Output each line of the material exactly as it stands.

--- Start LISTING ---

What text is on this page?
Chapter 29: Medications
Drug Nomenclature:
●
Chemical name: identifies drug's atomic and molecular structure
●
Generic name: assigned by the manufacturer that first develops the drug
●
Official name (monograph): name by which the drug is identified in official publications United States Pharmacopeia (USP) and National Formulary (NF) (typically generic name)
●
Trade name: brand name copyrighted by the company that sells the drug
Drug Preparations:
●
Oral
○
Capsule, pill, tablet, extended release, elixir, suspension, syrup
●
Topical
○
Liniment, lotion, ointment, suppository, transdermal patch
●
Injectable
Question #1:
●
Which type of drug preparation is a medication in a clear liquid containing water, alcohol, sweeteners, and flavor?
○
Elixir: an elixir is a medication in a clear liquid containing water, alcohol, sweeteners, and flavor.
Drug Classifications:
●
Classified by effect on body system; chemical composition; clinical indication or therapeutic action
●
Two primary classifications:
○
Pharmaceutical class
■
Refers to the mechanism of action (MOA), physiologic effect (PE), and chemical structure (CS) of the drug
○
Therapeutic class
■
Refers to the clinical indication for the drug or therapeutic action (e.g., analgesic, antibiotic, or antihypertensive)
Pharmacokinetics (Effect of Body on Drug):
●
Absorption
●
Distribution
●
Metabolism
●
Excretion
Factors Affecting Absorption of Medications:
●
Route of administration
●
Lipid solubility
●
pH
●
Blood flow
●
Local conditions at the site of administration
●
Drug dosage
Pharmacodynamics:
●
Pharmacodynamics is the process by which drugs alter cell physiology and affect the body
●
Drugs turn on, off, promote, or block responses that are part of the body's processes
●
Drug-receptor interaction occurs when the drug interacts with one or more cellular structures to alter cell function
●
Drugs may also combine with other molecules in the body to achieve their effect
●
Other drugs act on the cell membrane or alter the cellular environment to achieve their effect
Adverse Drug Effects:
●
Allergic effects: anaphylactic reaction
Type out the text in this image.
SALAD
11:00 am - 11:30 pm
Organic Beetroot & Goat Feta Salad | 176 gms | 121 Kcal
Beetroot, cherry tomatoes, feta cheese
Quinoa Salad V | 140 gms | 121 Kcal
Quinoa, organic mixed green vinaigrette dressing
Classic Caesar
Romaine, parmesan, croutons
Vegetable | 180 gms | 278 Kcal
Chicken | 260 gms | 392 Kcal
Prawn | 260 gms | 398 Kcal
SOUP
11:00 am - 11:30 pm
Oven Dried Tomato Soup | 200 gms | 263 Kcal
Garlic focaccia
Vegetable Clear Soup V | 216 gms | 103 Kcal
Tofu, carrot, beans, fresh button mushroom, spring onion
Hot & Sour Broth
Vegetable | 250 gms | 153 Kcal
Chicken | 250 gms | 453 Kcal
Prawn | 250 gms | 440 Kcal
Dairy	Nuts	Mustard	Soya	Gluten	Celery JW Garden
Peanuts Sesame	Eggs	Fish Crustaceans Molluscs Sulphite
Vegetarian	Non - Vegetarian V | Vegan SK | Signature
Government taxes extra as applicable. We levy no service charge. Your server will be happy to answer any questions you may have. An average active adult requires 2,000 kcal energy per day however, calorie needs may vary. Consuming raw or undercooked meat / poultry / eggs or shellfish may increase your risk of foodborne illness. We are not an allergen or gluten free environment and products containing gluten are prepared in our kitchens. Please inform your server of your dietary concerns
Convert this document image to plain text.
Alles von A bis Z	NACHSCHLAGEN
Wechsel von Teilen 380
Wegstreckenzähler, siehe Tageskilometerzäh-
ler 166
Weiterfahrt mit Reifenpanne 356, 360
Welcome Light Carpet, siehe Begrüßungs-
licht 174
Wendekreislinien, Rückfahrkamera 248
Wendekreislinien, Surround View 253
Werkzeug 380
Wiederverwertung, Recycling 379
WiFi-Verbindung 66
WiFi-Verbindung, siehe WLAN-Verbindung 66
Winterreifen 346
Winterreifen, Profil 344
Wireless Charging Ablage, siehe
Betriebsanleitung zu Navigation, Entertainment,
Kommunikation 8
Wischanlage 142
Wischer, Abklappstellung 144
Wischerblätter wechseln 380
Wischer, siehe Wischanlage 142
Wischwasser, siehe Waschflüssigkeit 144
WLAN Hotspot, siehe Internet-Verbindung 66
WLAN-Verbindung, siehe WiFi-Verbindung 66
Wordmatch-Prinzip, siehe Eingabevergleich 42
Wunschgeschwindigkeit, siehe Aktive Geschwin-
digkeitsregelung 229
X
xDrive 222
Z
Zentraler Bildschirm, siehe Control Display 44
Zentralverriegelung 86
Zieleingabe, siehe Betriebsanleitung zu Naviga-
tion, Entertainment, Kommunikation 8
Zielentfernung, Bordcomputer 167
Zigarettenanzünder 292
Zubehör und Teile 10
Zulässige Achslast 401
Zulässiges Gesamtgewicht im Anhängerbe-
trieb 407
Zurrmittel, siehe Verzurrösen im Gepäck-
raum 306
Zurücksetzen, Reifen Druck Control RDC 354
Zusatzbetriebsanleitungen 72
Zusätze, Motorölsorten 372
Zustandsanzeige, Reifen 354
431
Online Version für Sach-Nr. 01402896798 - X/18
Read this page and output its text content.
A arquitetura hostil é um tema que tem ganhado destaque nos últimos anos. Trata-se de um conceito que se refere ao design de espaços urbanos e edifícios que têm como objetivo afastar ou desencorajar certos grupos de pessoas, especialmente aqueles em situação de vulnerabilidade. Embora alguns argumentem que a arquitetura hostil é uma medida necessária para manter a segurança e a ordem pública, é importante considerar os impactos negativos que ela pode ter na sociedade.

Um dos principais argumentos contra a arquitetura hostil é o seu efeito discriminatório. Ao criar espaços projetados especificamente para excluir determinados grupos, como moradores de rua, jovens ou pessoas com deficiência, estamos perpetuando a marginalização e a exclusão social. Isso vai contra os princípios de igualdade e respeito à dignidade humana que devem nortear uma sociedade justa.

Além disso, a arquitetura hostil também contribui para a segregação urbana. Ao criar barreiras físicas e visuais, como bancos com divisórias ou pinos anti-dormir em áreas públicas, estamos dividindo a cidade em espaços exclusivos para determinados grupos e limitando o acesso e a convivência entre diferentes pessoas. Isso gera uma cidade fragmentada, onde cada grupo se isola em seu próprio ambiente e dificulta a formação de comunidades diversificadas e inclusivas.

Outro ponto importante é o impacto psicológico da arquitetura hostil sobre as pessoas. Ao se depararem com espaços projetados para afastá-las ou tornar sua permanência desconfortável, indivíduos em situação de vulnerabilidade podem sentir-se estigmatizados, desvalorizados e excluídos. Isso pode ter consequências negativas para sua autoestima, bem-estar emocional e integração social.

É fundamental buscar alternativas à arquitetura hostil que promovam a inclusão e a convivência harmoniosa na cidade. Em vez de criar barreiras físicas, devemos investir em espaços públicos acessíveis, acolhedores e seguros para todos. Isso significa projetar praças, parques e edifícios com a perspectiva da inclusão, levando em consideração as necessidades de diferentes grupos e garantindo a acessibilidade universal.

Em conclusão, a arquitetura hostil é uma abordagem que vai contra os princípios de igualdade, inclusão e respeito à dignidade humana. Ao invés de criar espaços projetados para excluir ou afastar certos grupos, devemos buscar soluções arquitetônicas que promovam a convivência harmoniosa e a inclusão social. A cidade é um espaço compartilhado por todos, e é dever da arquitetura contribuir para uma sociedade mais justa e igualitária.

--- End LISTING ---

* IN RESPONSE *
What text is on this page?
Chapter 29: Medications
Drug Nomenclature:
●
Chemical name: identifies drug's atomic and molecular structure
●
Generic name: assigned by the manufacturer that first develops the drug
●
Official name (monograph): name by which the drug is identified in official publications United States Pharmacopeia (USP) and National Formulary (NF) (typically generic name)
●
Trade name: brand name copyrighted by the company that sells the drug
Drug Preparations:
●
Oral
○
Capsule, pill, tablet, extended release, elixir, suspension, syrup
●
Topical
○
Liniment, lotion, ointment, suppository, transdermal patch
●
Injectable
Question #1:
●
Which type of drug preparation is a medication in a clear liquid containing water, alcohol, sweeteners, and flavor?
○
Elixir: an elixir is a medication in a clear liquid containing water, alcohol, sweeteners, and flavor.
Drug Classifications:
●
Classified by effect on body system; chemical composition; clinical indication or therapeutic action
●
Two primary classifications:
○
Pharmaceutical class
■
Refers to the mechanism of action (MOA), physiologic effect (PE), and chemical structure (CS) of the drug
○
Therapeutic class
■
Refers to the clinical indication for the drug or therapeutic action (e.g., analgesic, antibiotic, or antihypertensive)
Pharmacokinetics (Effect of Body on Drug):
●
Absorption
●
Distribution
●
Metabolism
●
Excretion
Factors Affecting Absorption of Medications:
●
Route of administration
●
Lipid solubility
●
pH
●
Blood flow
●
Local conditions at the site of administration
●
Drug dosage
Pharmacodynamics:
●
Pharmacodynamics is the process by which drugs alter cell physiology and affect the body
●
Drugs turn on, off, promote, or block responses that are part of the body's processes
●
Drug-receptor interaction occurs when the drug interacts with one or more cellular structures to alter cell function
●
Drugs may also combine with other molecules in the body to achieve their effect
●
Other drugs act on the cell membrane or alter the cellular environment to achieve their effect
Adverse Drug Effects:
●
Allergic effects: anaphylactic reaction
Type out the text in this image.
SALAD
11:00 am - 11:30 pm
Organic Beetroot & Goat Feta Salad | 176 gms | 121 Kcal
Beetroot, cherry tomatoes, feta cheese
Quinoa Salad V | 140 gms | 121 Kcal
Quinoa, organic mixed green vinaigrette dressing
Classic Caesar
Romaine, parmesan, croutons
Vegetable | 180 gms | 278 Kcal
Chicken | 260 gms | 392 Kcal
Prawn | 260 gms | 398 Kcal
SOUP
11:00 am - 11:30 pm
Oven Dried Tomato Soup | 200 gms | 263 Kcal
Garlic focaccia
Vegetable Clear Soup V | 216 gms | 103 Kcal
Tofu, carrot, beans, fresh button mushroom, spring onion
Hot & Sour Broth
Vegetable | 250 gms | 153 Kcal
Chicken | 250 gms | 453 Kcal
Prawn | 250 gms | 440 Kcal
Dairy	Nuts	Mustard	Soya	Gluten	Celery JW Garden
Peanuts Sesame	Eggs	Fish Crustaceans Molluscs Sulphite
Vegetarian	Non - Vegetarian V | Vegan SK | Signature
Government taxes extra as applicable. We levy no service charge. Your server will be happy to answer any questions you may have. An average active adult requires 2,000 kcal energy per day however, calorie needs may vary. Consuming raw or undercooked meat / poultry / eggs or shellfish may increase your risk of foodborne illness. We are not an allergen or gluten free environment and products containing gluten are prepared in our kitchens. Please inform your server of your dietary concerns
Convert this document image to plain text.
Alles von A bis Z	NACHSCHLAGEN
Wechsel von Teilen 380
Wegstreckenzähler, siehe Tageskilometerzäh-
ler 166
Weiterfahrt mit Reifenpanne 356, 360
Welcome Light Carpet, siehe Begrüßungs-
licht 174
Wendekreislinien, Rückfahrkamera 248
Wendekreislinien, Surround View 253
Werkzeug 380
Wiederverwertung, Recycling 379
WiFi-Verbindung 66
WiFi-Verbindung, siehe WLAN-Verbindung 66
Winterreifen 346
Winterreifen, Profil 344
Wireless Charging Ablage, siehe
Betriebsanleitung zu Navigation, Entertainment,
Kommunikation 8
Wischanlage 142
Wischer, Abklappstellung 144
Wischerblätter wechseln 380
Wischer, siehe Wischanlage 142
Wischwasser, siehe Waschflüssigkeit 144
WLAN Hotspot, siehe Internet-Verbindung 66
WLAN-Verbindung, siehe WiFi-Verbindung 66
Wordmatch-Prinzip, siehe Eingabevergleich 42
Wunschgeschwindigkeit, siehe Aktive Geschwin-
digkeitsregelung 229
X
xDrive 222
Z
Zentraler Bildschirm, siehe Control Display 44
Zentralverriegelung 86
Zieleingabe, siehe Betriebsanleitung zu Naviga-
tion, Entertainment, Kommunikation 8
Zielentfernung, Bordcomputer 167
Zigarettenanzünder 292
Zubehör und Teile 10
Zulässige Achslast 401
Zulässiges Gesamtgewicht im Anhängerbe-
trieb 407
Zurrmittel, siehe Verzurrösen im Gepäck-
raum 306
Zurücksetzen, Reifen Druck Control RDC 354
Zusatzbetriebsanleitungen 72
Zusätze, Motorölsorten 372
Zustandsanzeige, Reifen 354
431
Online Version für Sach-Nr. 01402896798 - X/18
Read this page and output its text content.
A arquitetura hostil é um tema que tem ganhado destaque nos últimos anos. Trata-se de um conceito que se refere ao design de espaços urbanos e edifícios que têm como objetivo afastar ou desencorajar certos grupos de pessoas, especialmente aqueles em situação de vulnerabilidade. Embora alguns argumentem que a arquitetura hostil é uma medida necessária para manter a segurança e a ordem pública, é importante considerar os impactos negativos que ela pode ter na sociedade.

Um dos principais argumentos contra a arquitetura hostil é o seu efeito discriminatório. Ao criar espaços projetados especificamente para excluir determinados grupos, como moradores de rua, jovens ou pessoas com deficiência, estamos perpetuando a marginalização e a exclusão social. Isso vai contra os princípios de igualdade e respeito à dignidade humana que devem nortear uma sociedade justa.

Além disso, a arquitetura hostil também contribui para a segregação urbana. Ao criar barreiras físicas e visuais, como bancos com divisórias ou pinos anti-dormir em áreas públicas, estamos dividindo a cidade em espaços exclusivos para determinados grupos e limitando o acesso e a convivência entre diferentes pessoas. Isso gera uma cidade fragmentada, onde cada grupo se isola em seu próprio ambiente e dificulta a formação de comunidades diversificadas e inclusivas.

Outro ponto importante é o impacto psicológico da arquitetura hostil sobre as pessoas. Ao se depararem com espaços projetados para afastá-las ou tornar sua permanência desconfortável, indivíduos em situação de vulnerabilidade podem sentir-se estigmatizados, desvalorizados e excluídos. Isso pode ter consequências negativas para sua autoestima, bem-estar emocional e integração social.

É fundamental buscar alternativas à arquitetura hostil que promovam a inclusão e a convivência harmoniosa na cidade. Em vez de criar barreiras físicas, devemos investir em espaços públicos acessíveis, acolhedores e seguros para todos. Isso significa projetar praças, parques e edifícios com a perspectiva da inclusão, levando em consideração as necessidades de diferentes grupos e garantindo a acessibilidade universal.

Em conclusão, a arquitetura hostil é uma abordagem que vai contra os princípios de igualdade, inclusão e respeito à dignidade humana. Ao invés de criar espaços projetados para excluir ou afastar certos grupos, devemos buscar soluções arquitetônicas que promovam a convivência harmoniosa e a inclusão social. A cidade é um espaço compartilhado por todos, e é dever da arquitetura contribuir para uma sociedade mais justa e igualitária.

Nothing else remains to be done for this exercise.